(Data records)

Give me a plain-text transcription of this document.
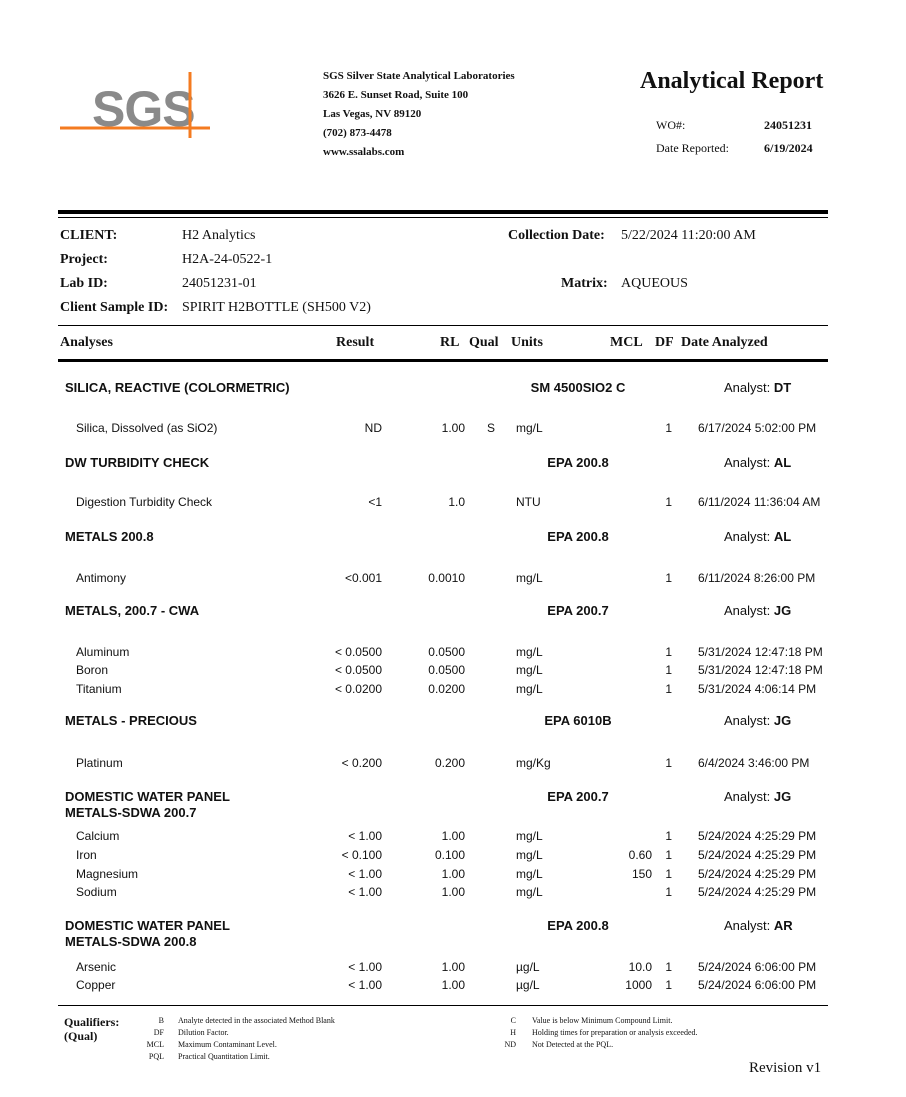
SGS
SGS Silver State Analytical Laboratories
3626 E. Sunset Road, Suite 100
Las Vegas, NV 89120
(702) 873-4478
www.ssalabs.com
Analytical Report
WO#:	24051231
Date Reported:	6/19/2024
CLIENT:	H2 Analytics
Project:	H2A-24-0522-1
Lab ID:	24051231-01
Client Sample ID: SPIRIT H2BOTTLE (SH500 V2)
Collection Date: 5/22/2024 11:20:00 AM
Matrix: AQUEOUS
Analyses	Result	RL Qual Units	MCL DF Date Analyzed
SILICA, REACTIVE (COLORMETRIC)	SM 4500SIO2 C	Analyst: DT
Silica, Dissolved (as SiO2)	ND	1.00 S mg/L	1 6/17/2024 5:02:00 PM
DW TURBIDITY CHECK	EPA 200.8	Analyst: AL
Digestion Turbidity Check	<1	1.0	NTU	1 6/11/2024 11:36:04 AM
METALS 200.8	EPA 200.8	Analyst: AL
Antimony	<0.001	0.0010	mg/L	1 6/11/2024 8:26:00 PM
METALS, 200.7 - CWA	EPA 200.7	Analyst: JG
Aluminum	< 0.0500	0.0500	mg/L	1 5/31/2024 12:47:18 PM
Boron	< 0.0500	0.0500	mg/L	1 5/31/2024 12:47:18 PM
Titanium	< 0.0200	0.0200	mg/L	1 5/31/2024 4:06:14 PM
METALS - PRECIOUS	EPA 6010B	Analyst: JG
Platinum	< 0.200	0.200	mg/Kg	1 6/4/2024 3:46:00 PM
DOMESTIC WATER PANEL
METALS-SDWA 200.7
EPA 200.7	Analyst: JG
Calcium	< 1.00	1.00	mg/L	1 5/24/2024 4:25:29 PM
Iron	< 0.100	0.100	mg/L	0.60 1 5/24/2024 4:25:29 PM
Magnesium	< 1.00	1.00	mg/L	150 1 5/24/2024 4:25:29 PM
Sodium	< 1.00	1.00	mg/L	1 5/24/2024 4:25:29 PM
DOMESTIC WATER PANEL
METALS-SDWA 200.8
EPA 200.8	Analyst: AR
Arsenic	< 1.00	1.00	µg/L	10.0 1 5/24/2024 6:06:00 PM
Copper	< 1.00	1.00	µg/L	1000 1 5/24/2024 6:06:00 PM
Qualifiers:
(Qual)
B Analyte detected in the associated Method Blank
DF Dilution Factor.
MCL Maximum Contaminant Level.
PQL Practical Quantitation Limit.
C Value is below Minimum Compound Limit.
H Holding times for preparation or analysis exceeded.
ND Not Detected at the PQL.
Revision v1
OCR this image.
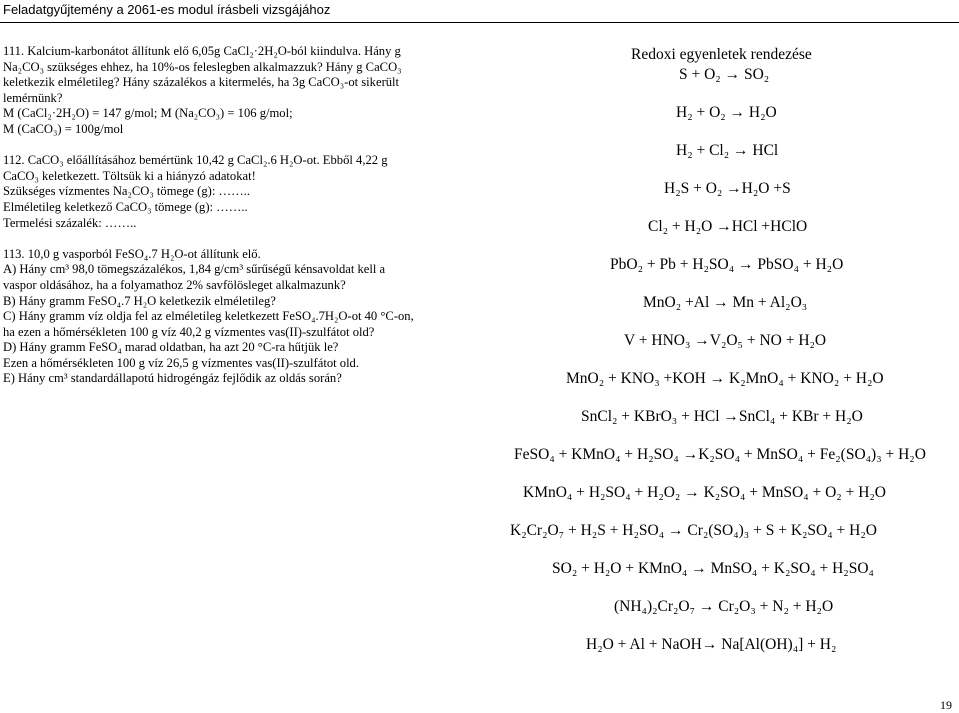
Feladatgyűjtemény a 2061-es modul írásbeli vizsgájához

111. Kalcium-karbonátot állítunk elő 6,05g CaCl₂·2H₂O-ból kiindulva. Hány g

Na₂CO₃ szükséges ehhez, ha 10%-os feleslegben alkalmazzuk? Hány g CaCO₃

keletkezik elméletileg? Hány százalékos a kitermelés, ha 3g CaCO₃-ot sikerült

lemérnünk?

M (CaCl₂·2H₂O) = 147 g/mol; M (Na₂CO₃) = 106 g/mol;

M (CaCO₃) = 100g/mol

112. CaCO₃ előállításához bemértünk 10,42 g CaCl₂.6 H₂O-ot. Ebből 4,22 g

CaCO₃ keletkezett. Töltsük ki a hiányzó adatokat!

Szükséges vízmentes Na₂CO₃ tömege (g): ……..

Elméletileg keletkező CaCO₃ tömege (g): ……..

Termelési százalék: ……..

113. 10,0 g vasporból FeSO₄.7 H₂O-ot állítunk elő.

A) Hány cm³ 98,0 tömegszázalékos, 1,84 g/cm³ sűrűségű kénsavoldat kell a

vaspor oldásához, ha a folyamathoz 2% savfölösleget alkalmazunk?

B) Hány gramm FeSO₄.7 H₂O keletkezik elméletileg?

C) Hány gramm víz oldja fel az elméletileg keletkezett FeSO₄.7H₂O-ot 40 °C-on,

ha ezen a hőmérsékleten 100 g víz 40,2 g vízmentes vas(II)-szulfátot old?

D) Hány gramm FeSO₄ marad oldatban, ha azt 20 °C-ra hűtjük le?

Ezen a hőmérsékleten 100 g víz 26,5 g vízmentes vas(II)-szulfátot old.

E) Hány cm³ standardállapotú hidrogéngáz fejlődik az oldás során?

Redoxi egyenletek rendezése
S + O₂ → SO₂
H₂ + O₂ → H₂O
H₂ + Cl₂ → HCl
H₂S + O₂ →H₂O +S
Cl₂ + H₂O →HCl +HClO
PbO₂ + Pb + H₂SO₄ → PbSO₄ + H₂O
MnO₂ +Al → Mn + Al₂O₃
V + HNO₃ →V₂O₅ + NO + H₂O
MnO₂ + KNO₃ +KOH → K₂MnO₄ + KNO₂ + H₂O
SnCl₂ + KBrO₃ + HCl →SnCl₄ + KBr + H₂O
FeSO₄ + KMnO₄ + H₂SO₄ →K₂SO₄ + MnSO₄ + Fe₂(SO₄)₃ + H₂O
KMnO₄ + H₂SO₄ + H₂O₂ → K₂SO₄ + MnSO₄ + O₂ + H₂O
K₂Cr₂O₇ + H₂S + H₂SO₄ → Cr₂(SO₄)₃ + S + K₂SO₄ + H₂O
SO₂ + H₂O + KMnO₄ → MnSO₄ + K₂SO₄ + H₂SO₄
(NH₄)₂Cr₂O₇ → Cr₂O₃ + N₂ + H₂O
H₂O + Al + NaOH→ Na[Al(OH)₄] + H₂
19
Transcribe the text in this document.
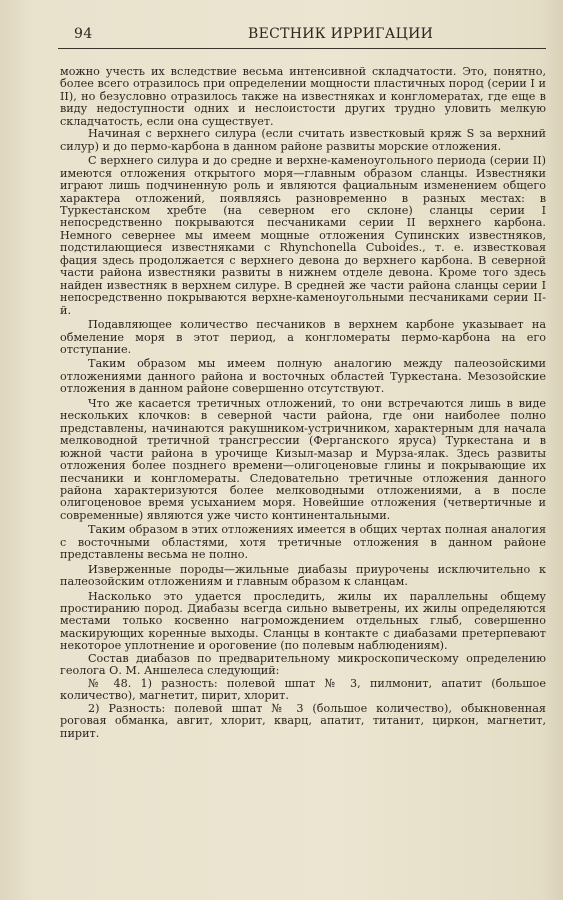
94	ВЕСТНИК ИРРИГАЦИИ

можно учесть их вследствие весьма интенсивной складчатости. Это, понятно, более всего отразилось при определении мощности пластичных пород (серии I и II), но безусловно отразилось также на известняках и конгломератах, где еще в виду недоступности одних и неслоистости других трудно уловить мелкую складчатость, если она существует.

Начиная с верхнего силура (если считать известковый кряж S за верхний силур) и до пермо-карбона в данном районе развиты морские отложения.

С верхнего силура и до средне и верхне-каменоугольного периода (серии II) имеются отложения открытого моря—главным образом сланцы. Известняки играют лишь подчиненную роль и являются фациальным изменением общего характера отложений, появляясь разновременно в разных местах: в Туркестанском хребте (на северном его склоне) сланцы серии I непосредственно покрываются песчаниками серии II верхнего карбона. Немного севернее мы имеем мощные отложения Супинских известняков, подстилающиеся известняками с Rhynchonella Cuboides., т. е. известковая фация здесь продолжается с верхнего девона до верхнего карбона. В северной части района известняки развиты в нижнем отделе девона. Кроме того здесь найден известняк в верхнем силуре. В средней же части района сланцы серии I непосредственно покрываются верхне-каменоугольными песчаниками серии II-й.

Подавляющее количество песчаников в верхнем карбоне указывает на обмеление моря в этот период, а конгломераты пермо-карбона на его отступание.

Таким образом мы имеем полную аналогию между палеозойскими отложениями данного района и восточных областей Туркестана. Мезозойские отложения в данном районе совершенно отсутствуют.

Что же касается третичных отложений, то они встречаются лишь в виде нескольких клочков: в северной части района, где они наиболее полно представлены, начинаются ракушником-устричником, характерным для начала мелководной третичной трансгрессии (Ферганского яруса) Туркестана и в южной части района в урочище Кизыл-мазар и Мурза-ялак. Здесь развиты отложения более позднего времени—олигоценовые глины и покрывающие их песчаники и конгломераты. Следовательно третичные отложения данного района характеризуются более мелководными отложениями, а в после олигоценовое время усыханием моря. Новейшие отложения (четвертичные и современные) являются уже чисто континентальными.

Таким образом в этих отложениях имеется в общих чертах полная аналогия с восточными областями, хотя третичные отложения в данном районе представлены весьма не полно.

Изверженные породы—жильные диабазы приурочены исключительно к палеозойским отложениям и главным образом к сланцам.

Насколько это удается проследить, жилы их параллельны общему простиранию пород. Диабазы всегда сильно выветрены, их жилы определяются местами только косвенно нагромождением отдельных глыб, совершенно маскирующих коренные выходы. Сланцы в контакте с диабазами претерпевают некоторое уплотнение и ороговение (по полевым наблюдениям).

Состав диабазов по предварительному микроскопическому определению геолога О. М. Аншелеса следующий:

№ 48. 1) разность: полевой шпат № 3, пилмонит, апатит (большое количество), магнетит, пирит, хлорит.

2) Разность: полевой шпат № 3 (большое количество), обыкновенная роговая обманка, авгит, хлорит, кварц, апатит, титанит, циркон, магнетит, пирит.
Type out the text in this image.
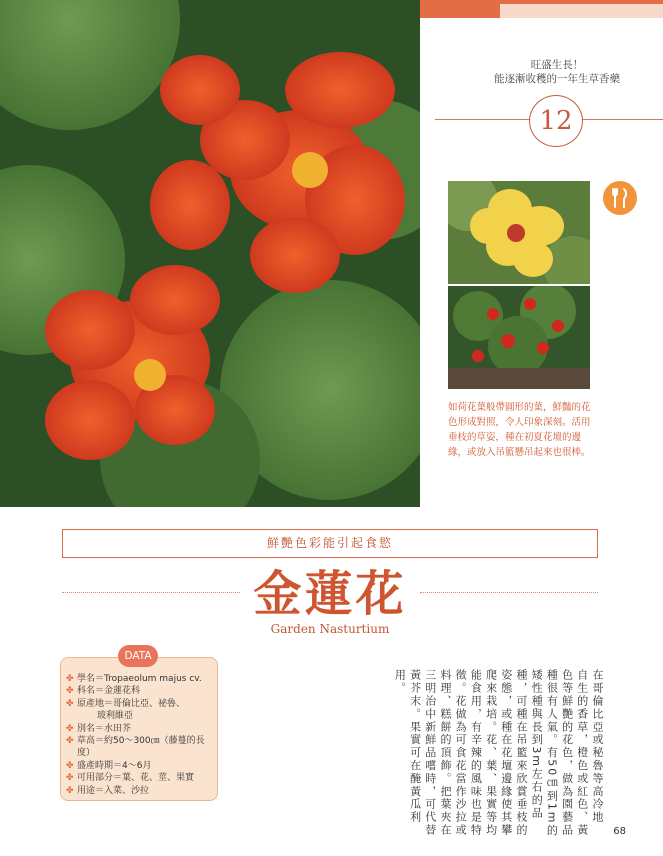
旺盛生長！
能逐漸收穫的一年生草香藥
12
如荷花葉般帶圓形的葉，鮮豔的花色形成對照，令人印象深刻。活用垂枝的草姿，種在初夏花壇的邊緣，或放入吊籃懸吊起來也很棒。
鮮艷色彩能引起食慾
金蓮花
Garden Nasturtium
DATA
✤ 學名＝Tropaeolum majus cv.
✤ 科名＝金蓮花科
✤ 原產地＝哥倫比亞、祕魯、
玻利維亞
✤ 別名＝水田芥
✤ 草高＝約50～300㎝（藤蔓的長度）
✤ 盛產時期＝4～6月
✤ 可用部分＝葉、花、莖、果實
✤ 用途＝入菜、沙拉	在哥倫比亞或秘魯等高冷地
自生的香草，橙色或紅色、黃
色等鮮艷的花色，做為園藝品
種很有人氣。有50㎝到1m的
矮性種與長到3m左右的品
種，可種在吊籃來欣賞垂枝的
姿態，或種在花壇邊緣使其攀
爬來栽培。花、葉、果實等均
能食用，有辛辣的風味也是特
徵。花做為可食花當作沙拉或
料理、糕餅的頂飾。把葉夾在
三明治中新鮮品嚐時，可代替
黃芥末。果實可在醃黃瓜利
用。
68
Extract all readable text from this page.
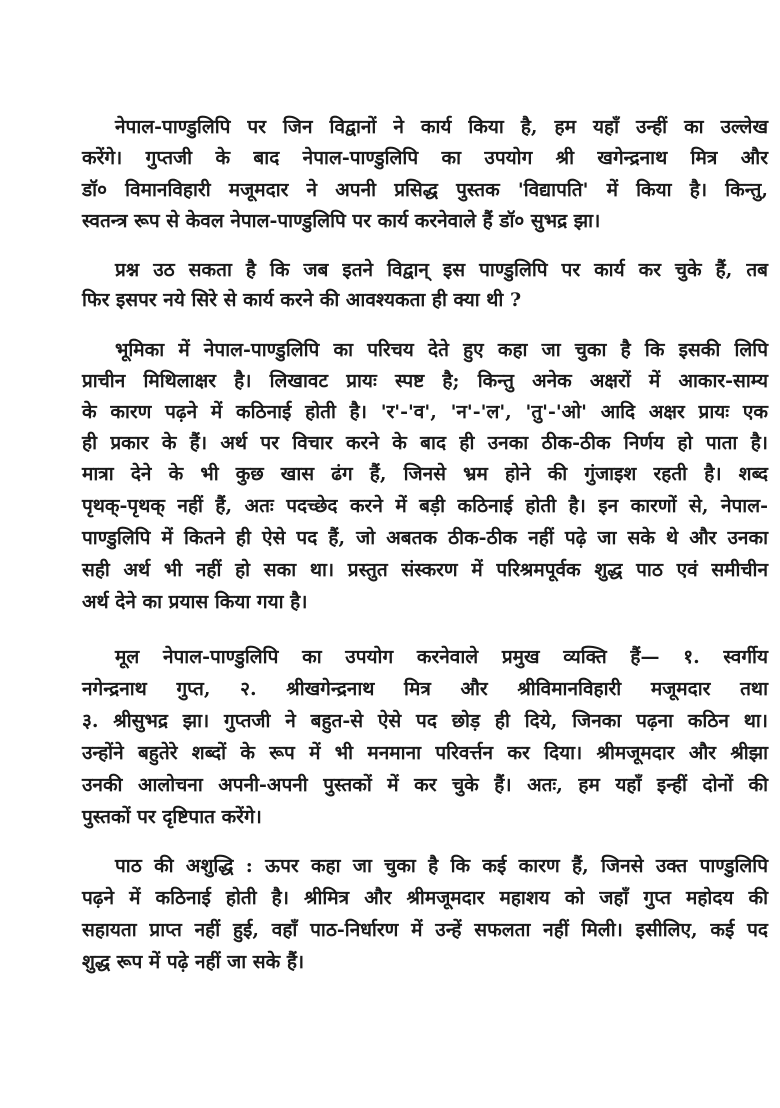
नेपाल-पाण्डुलिपि पर जिन विद्वानों ने कार्य किया है, हम यहाँ उन्हीं का उल्लेख
करेंगे। गुप्तजी के बाद नेपाल-पाण्डुलिपि का उपयोग श्री खगेन्द्रनाथ मित्र और
डॉ० विमानविहारी मजूमदार ने अपनी प्रसिद्ध पुस्तक 'विद्यापति' में किया है। किन्तु,
स्वतन्त्र रूप से केवल नेपाल-पाण्डुलिपि पर कार्य करनेवाले हैं डॉ० सुभद्र झा।
प्रश्न उठ सकता है कि जब इतने विद्वान् इस पाण्डुलिपि पर कार्य कर चुके हैं, तब
फिर इसपर नये सिरे से कार्य करने की आवश्यकता ही क्या थी ?
भूमिका में नेपाल-पाण्डुलिपि का परिचय देते हुए कहा जा चुका है कि इसकी लिपि
प्राचीन मिथिलाक्षर है। लिखावट प्रायः स्पष्ट है; किन्तु अनेक अक्षरों में आकार-साम्य
के कारण पढ़ने में कठिनाई होती है। 'र'-'व', 'न'-'ल', 'तु'-'ओ' आदि अक्षर प्रायः एक
ही प्रकार के हैं। अर्थ पर विचार करने के बाद ही उनका ठीक-ठीक निर्णय हो पाता है।
मात्रा देने के भी कुछ खास ढंग हैं, जिनसे भ्रम होने की गुंजाइश रहती है। शब्द
पृथक्-पृथक् नहीं हैं, अतः पदच्छेद करने में बड़ी कठिनाई होती है। इन कारणों से, नेपाल-
पाण्डुलिपि में कितने ही ऐसे पद हैं, जो अबतक ठीक-ठीक नहीं पढ़े जा सके थे और उनका
सही अर्थ भी नहीं हो सका था। प्रस्तुत संस्करण में परिश्रमपूर्वक शुद्ध पाठ एवं समीचीन
अर्थ देने का प्रयास किया गया है।
मूल नेपाल-पाण्डुलिपि का उपयोग करनेवाले प्रमुख व्यक्ति हैं— १. स्वर्गीय
नगेन्द्रनाथ गुप्त, २. श्रीखगेन्द्रनाथ मित्र और श्रीविमानविहारी मजूमदार तथा
३. श्रीसुभद्र झा। गुप्तजी ने बहुत-से ऐसे पद छोड़ ही दिये, जिनका पढ़ना कठिन था।
उन्होंने बहुतेरे शब्दों के रूप में भी मनमाना परिवर्त्तन कर दिया। श्रीमजूमदार और श्रीझा
उनकी आलोचना अपनी-अपनी पुस्तकों में कर चुके हैं। अतः, हम यहाँ इन्हीं दोनों की
पुस्तकों पर दृष्टिपात करेंगे।
पाठ की अशुद्धि : ऊपर कहा जा चुका है कि कई कारण हैं, जिनसे उक्त पाण्डुलिपि
पढ़ने में कठिनाई होती है। श्रीमित्र और श्रीमजूमदार महाशय को जहाँ गुप्त महोदय की
सहायता प्राप्त नहीं हुई, वहाँ पाठ-निर्धारण में उन्हें सफलता नहीं मिली। इसीलिए, कई पद
शुद्ध रूप में पढ़े नहीं जा सके हैं।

● DIRECTIVE:
Exactly how many lines in the data above contain the word "this"? Respond with the number and nothing more.

● THE OUTPUT:
5